• PROBLEM TO WORK ON:
Print every line of the listing exactly, please.

>> START SUPPLIED RECORDS

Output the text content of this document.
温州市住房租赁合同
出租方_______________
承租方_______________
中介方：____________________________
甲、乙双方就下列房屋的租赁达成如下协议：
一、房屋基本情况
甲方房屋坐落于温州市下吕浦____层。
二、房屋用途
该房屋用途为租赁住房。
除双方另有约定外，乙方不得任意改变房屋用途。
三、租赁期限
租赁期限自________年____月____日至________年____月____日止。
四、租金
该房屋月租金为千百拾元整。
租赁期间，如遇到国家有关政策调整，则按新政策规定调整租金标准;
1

>> END SUPPLIED RECORDS

• ANSWER TO THIS TASK:
Output the text content of this document.
温州市住房租赁合同
出租方_______________
承租方_______________
中介方：____________________________
甲、乙双方就下列房屋的租赁达成如下协议：
一、房屋基本情况
甲方房屋坐落于温州市下吕浦____层。
二、房屋用途
该房屋用途为租赁住房。
除双方另有约定外，乙方不得任意改变房屋用途。
三、租赁期限
租赁期限自________年____月____日至________年____月____日止。
四、租金
该房屋月租金为千百拾元整。
租赁期间，如遇到国家有关政策调整，则按新政策规定调整租金标准;
1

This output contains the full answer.